__EXERCISE DETAILS__.
Find the lines holding the string "nicht" in the data, then copy all of them.

[BEGIN]

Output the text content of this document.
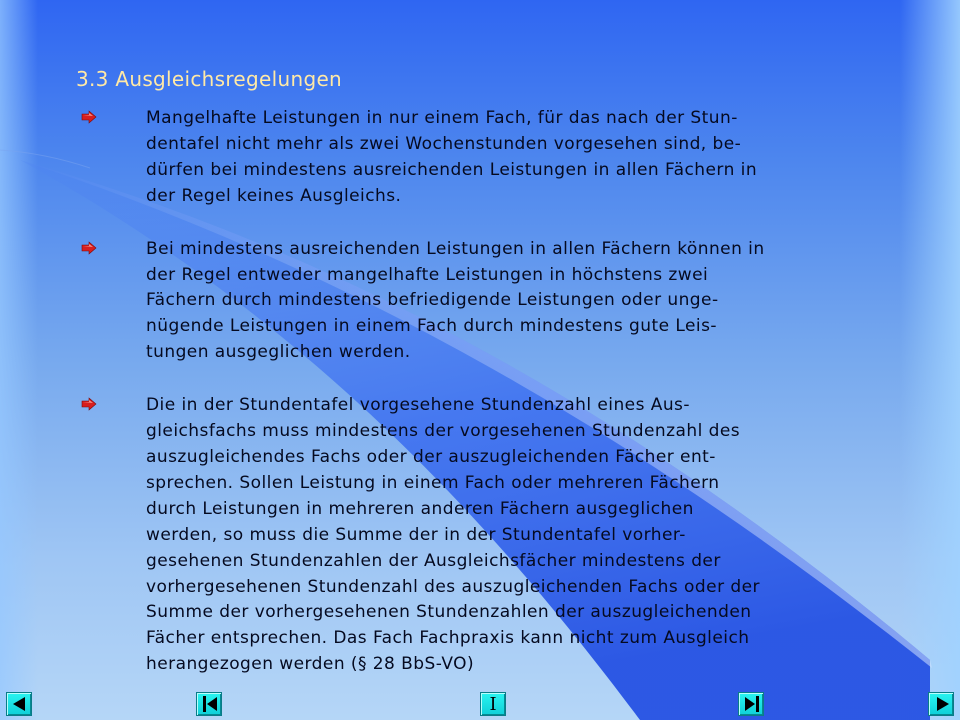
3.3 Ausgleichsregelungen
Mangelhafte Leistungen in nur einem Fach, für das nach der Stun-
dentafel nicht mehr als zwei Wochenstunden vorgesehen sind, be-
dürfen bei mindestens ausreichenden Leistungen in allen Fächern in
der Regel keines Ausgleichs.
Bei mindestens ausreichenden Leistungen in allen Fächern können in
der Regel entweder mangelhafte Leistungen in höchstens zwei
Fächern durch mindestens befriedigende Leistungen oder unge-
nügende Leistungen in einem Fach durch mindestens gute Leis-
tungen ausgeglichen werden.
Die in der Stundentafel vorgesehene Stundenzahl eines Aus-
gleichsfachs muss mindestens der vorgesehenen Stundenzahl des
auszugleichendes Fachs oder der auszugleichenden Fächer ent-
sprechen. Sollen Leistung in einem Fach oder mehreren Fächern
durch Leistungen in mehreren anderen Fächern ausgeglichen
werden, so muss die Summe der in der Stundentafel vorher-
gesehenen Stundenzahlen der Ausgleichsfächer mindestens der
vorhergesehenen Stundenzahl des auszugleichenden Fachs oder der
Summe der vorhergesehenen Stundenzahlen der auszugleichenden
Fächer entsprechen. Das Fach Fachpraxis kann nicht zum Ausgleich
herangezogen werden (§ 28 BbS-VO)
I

[END]
[BEGIN]

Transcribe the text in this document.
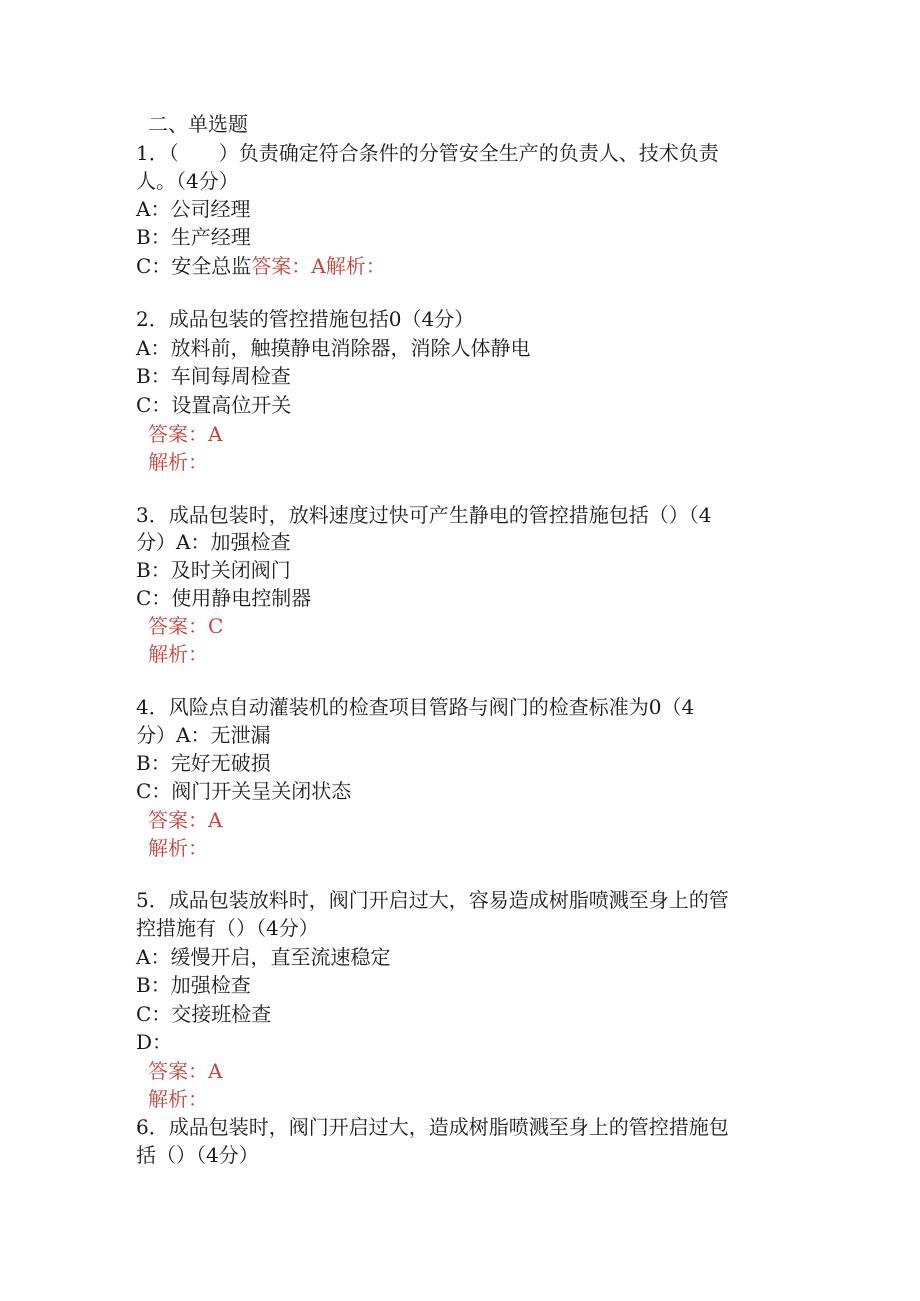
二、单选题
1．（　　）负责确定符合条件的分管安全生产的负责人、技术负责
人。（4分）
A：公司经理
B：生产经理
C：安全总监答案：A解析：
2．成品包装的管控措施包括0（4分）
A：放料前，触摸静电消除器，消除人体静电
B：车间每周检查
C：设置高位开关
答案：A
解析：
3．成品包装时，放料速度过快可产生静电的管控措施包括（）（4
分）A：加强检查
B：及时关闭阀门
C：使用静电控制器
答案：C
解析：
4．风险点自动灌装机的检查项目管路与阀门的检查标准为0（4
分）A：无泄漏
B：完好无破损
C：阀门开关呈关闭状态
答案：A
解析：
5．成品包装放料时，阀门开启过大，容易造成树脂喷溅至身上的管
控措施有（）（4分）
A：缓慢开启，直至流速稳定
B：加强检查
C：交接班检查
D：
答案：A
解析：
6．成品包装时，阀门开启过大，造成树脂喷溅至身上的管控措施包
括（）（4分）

[END]

__RESPONSE TO THE TASK__.
dentafel nicht mehr als zwei Wochenstunden vorgesehen sind, be-
Fächer entsprechen. Das Fach Fachpraxis kann nicht zum Ausgleich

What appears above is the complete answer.